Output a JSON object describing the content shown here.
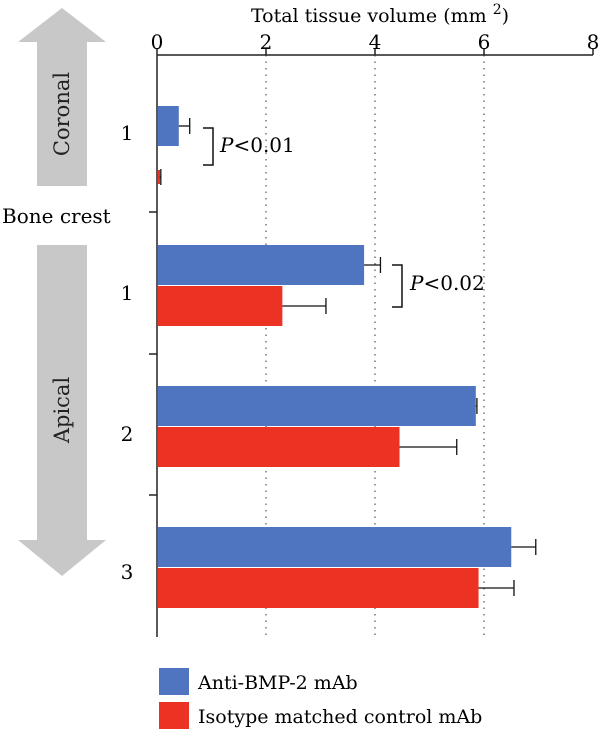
{
  "chart_data": {
    "type": "bar",
    "orientation": "horizontal",
    "xlabel": "Total tissue volume (mm",
    "xlabel_superscript": "2",
    "xlabel_close": ")",
    "xlim": [
      0,
      8
    ],
    "xticks": [
      "0",
      "2",
      "4",
      "6",
      "8"
    ],
    "grid": "dotted vertical",
    "regions": {
      "upper_label": "Coronal",
      "divider_label": "Bone crest",
      "lower_label": "Apical"
    },
    "groups": [
      {
        "region": "Coronal",
        "label": "1",
        "values": [
          0.4,
          0.05
        ],
        "errors": [
          0.2,
          0.02
        ]
      },
      {
        "region": "Apical",
        "label": "1",
        "values": [
          3.8,
          2.3
        ],
        "errors": [
          0.3,
          0.8
        ]
      },
      {
        "region": "Apical",
        "label": "2",
        "values": [
          5.85,
          4.45
        ],
        "errors": [
          0.02,
          1.05
        ]
      },
      {
        "region": "Apical",
        "label": "3",
        "values": [
          6.5,
          5.9
        ],
        "errors": [
          0.45,
          0.65
        ]
      }
    ],
    "series": [
      {
        "name": "Anti-BMP-2 mAb",
        "color": "#4f75c0"
      },
      {
        "name": "Isotype matched control mAb",
        "color": "#ec3223"
      }
    ],
    "annotations": [
      {
        "text_italic": "P",
        "text": "<0.01",
        "group": 0
      },
      {
        "text_italic": "P",
        "text": "<0.02",
        "group": 1
      }
    ],
    "legend_position": "bottom"
  }
}
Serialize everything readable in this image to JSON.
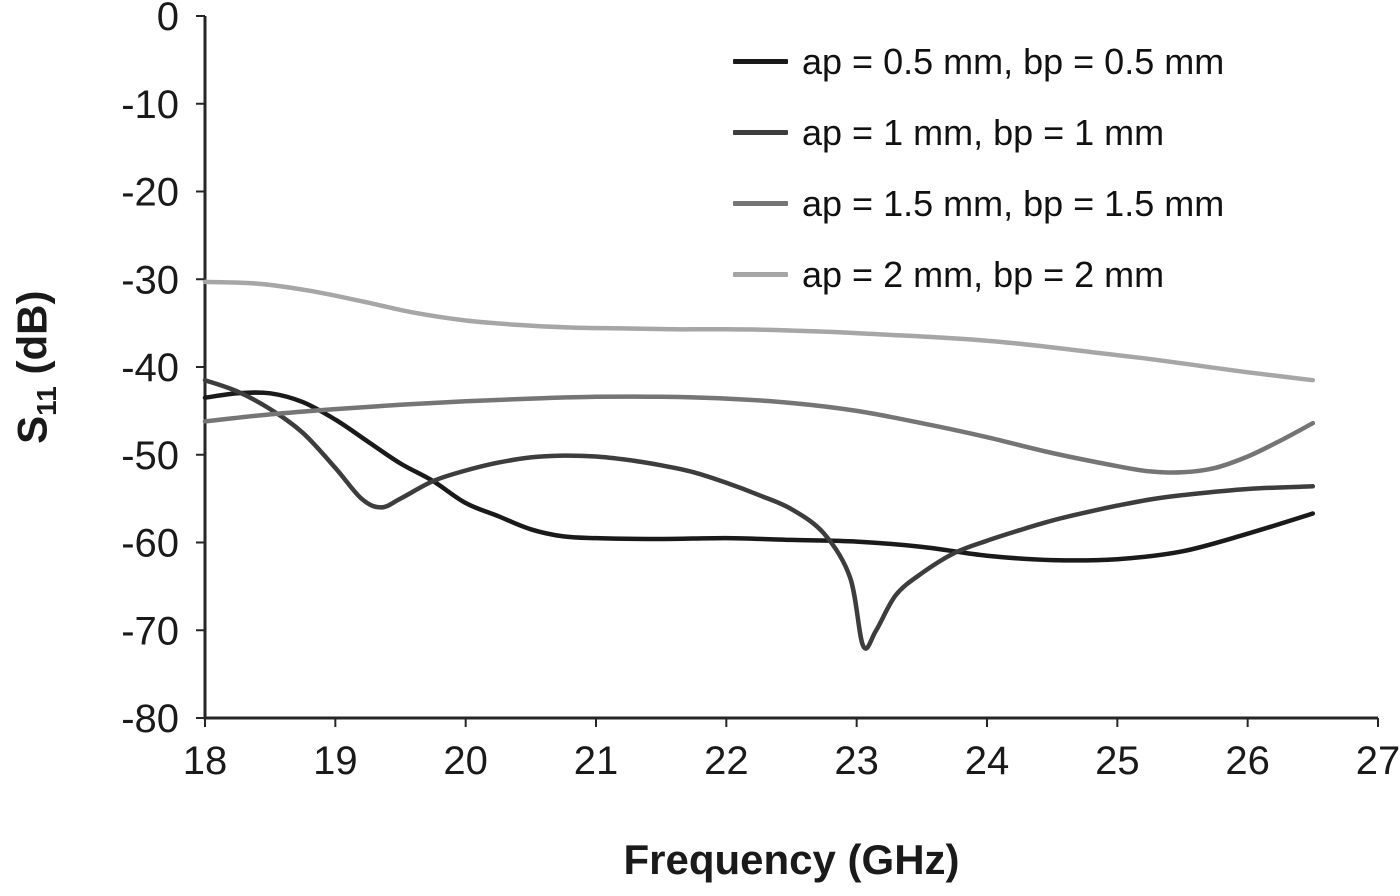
{
  "chart_data": {
    "type": "line",
    "title": "",
    "xlabel": "Frequency (GHz)",
    "ylabel": "S11 (dB)",
    "ylabel_parts": {
      "base": "S",
      "sub": "11",
      "unit": "(dB)"
    },
    "xlim": [
      18,
      27
    ],
    "ylim": [
      -80,
      0
    ],
    "x_ticks": [
      18,
      19,
      20,
      21,
      22,
      23,
      24,
      25,
      26,
      27
    ],
    "y_ticks": [
      0,
      -10,
      -20,
      -30,
      -40,
      -50,
      -60,
      -70,
      -80
    ],
    "grid": false,
    "legend_position": "top-right-inside",
    "axis_color": "#262626",
    "tick_label_color": "#1a1a1a",
    "series": [
      {
        "name": "ap = 0.5 mm, bp = 0.5 mm",
        "color": "#1a1a1a",
        "points": [
          [
            18.0,
            -43.5
          ],
          [
            18.25,
            -43.0
          ],
          [
            18.5,
            -43.0
          ],
          [
            18.75,
            -44.0
          ],
          [
            19.0,
            -46.0
          ],
          [
            19.25,
            -48.5
          ],
          [
            19.5,
            -51.0
          ],
          [
            19.75,
            -53.0
          ],
          [
            20.0,
            -55.5
          ],
          [
            20.25,
            -57.0
          ],
          [
            20.5,
            -58.5
          ],
          [
            20.75,
            -59.3
          ],
          [
            21.0,
            -59.5
          ],
          [
            21.5,
            -59.6
          ],
          [
            22.0,
            -59.5
          ],
          [
            22.5,
            -59.7
          ],
          [
            23.0,
            -59.9
          ],
          [
            23.5,
            -60.5
          ],
          [
            24.0,
            -61.5
          ],
          [
            24.5,
            -62.0
          ],
          [
            25.0,
            -61.9
          ],
          [
            25.5,
            -61.0
          ],
          [
            26.0,
            -59.0
          ],
          [
            26.5,
            -56.7
          ]
        ]
      },
      {
        "name": "ap = 1 mm, bp = 1 mm",
        "color": "#3d3d3d",
        "points": [
          [
            18.0,
            -41.5
          ],
          [
            18.25,
            -42.8
          ],
          [
            18.5,
            -44.8
          ],
          [
            18.75,
            -47.5
          ],
          [
            19.0,
            -51.5
          ],
          [
            19.2,
            -55.0
          ],
          [
            19.35,
            -56.0
          ],
          [
            19.5,
            -55.0
          ],
          [
            19.75,
            -53.0
          ],
          [
            20.0,
            -51.8
          ],
          [
            20.25,
            -50.9
          ],
          [
            20.5,
            -50.3
          ],
          [
            20.75,
            -50.1
          ],
          [
            21.0,
            -50.2
          ],
          [
            21.25,
            -50.6
          ],
          [
            21.5,
            -51.2
          ],
          [
            21.75,
            -52.0
          ],
          [
            22.0,
            -53.2
          ],
          [
            22.25,
            -54.6
          ],
          [
            22.5,
            -56.2
          ],
          [
            22.75,
            -59.0
          ],
          [
            22.95,
            -64.0
          ],
          [
            23.05,
            -71.8
          ],
          [
            23.15,
            -70.0
          ],
          [
            23.3,
            -66.0
          ],
          [
            23.5,
            -63.5
          ],
          [
            23.75,
            -61.2
          ],
          [
            24.0,
            -59.8
          ],
          [
            24.25,
            -58.6
          ],
          [
            24.5,
            -57.5
          ],
          [
            24.75,
            -56.6
          ],
          [
            25.0,
            -55.8
          ],
          [
            25.25,
            -55.1
          ],
          [
            25.5,
            -54.6
          ],
          [
            26.0,
            -53.9
          ],
          [
            26.5,
            -53.6
          ]
        ]
      },
      {
        "name": "ap = 1.5 mm, bp = 1.5 mm",
        "color": "#757575",
        "points": [
          [
            18.0,
            -46.2
          ],
          [
            18.5,
            -45.4
          ],
          [
            19.0,
            -44.8
          ],
          [
            19.5,
            -44.3
          ],
          [
            20.0,
            -43.9
          ],
          [
            20.5,
            -43.6
          ],
          [
            21.0,
            -43.4
          ],
          [
            21.5,
            -43.4
          ],
          [
            22.0,
            -43.6
          ],
          [
            22.5,
            -44.1
          ],
          [
            23.0,
            -45.0
          ],
          [
            23.5,
            -46.4
          ],
          [
            24.0,
            -48.0
          ],
          [
            24.5,
            -49.8
          ],
          [
            25.0,
            -51.3
          ],
          [
            25.25,
            -51.9
          ],
          [
            25.5,
            -52.0
          ],
          [
            25.75,
            -51.5
          ],
          [
            26.0,
            -50.2
          ],
          [
            26.25,
            -48.4
          ],
          [
            26.5,
            -46.4
          ]
        ]
      },
      {
        "name": "ap = 2 mm, bp = 2 mm",
        "color": "#a6a6a6",
        "points": [
          [
            18.0,
            -30.3
          ],
          [
            18.4,
            -30.5
          ],
          [
            18.8,
            -31.3
          ],
          [
            19.2,
            -32.5
          ],
          [
            19.6,
            -33.8
          ],
          [
            20.0,
            -34.7
          ],
          [
            20.4,
            -35.2
          ],
          [
            20.8,
            -35.5
          ],
          [
            21.2,
            -35.6
          ],
          [
            21.6,
            -35.7
          ],
          [
            22.0,
            -35.7
          ],
          [
            22.4,
            -35.8
          ],
          [
            22.8,
            -36.0
          ],
          [
            23.2,
            -36.3
          ],
          [
            23.6,
            -36.6
          ],
          [
            24.0,
            -37.0
          ],
          [
            24.4,
            -37.6
          ],
          [
            24.8,
            -38.3
          ],
          [
            25.2,
            -39.0
          ],
          [
            25.6,
            -39.8
          ],
          [
            26.0,
            -40.6
          ],
          [
            26.5,
            -41.5
          ]
        ]
      }
    ]
  }
}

WHAT NEEDS TO BE DONE :: State how many lines of the records above contain "name", with no words besides the number.

THE OUTPUT :: 6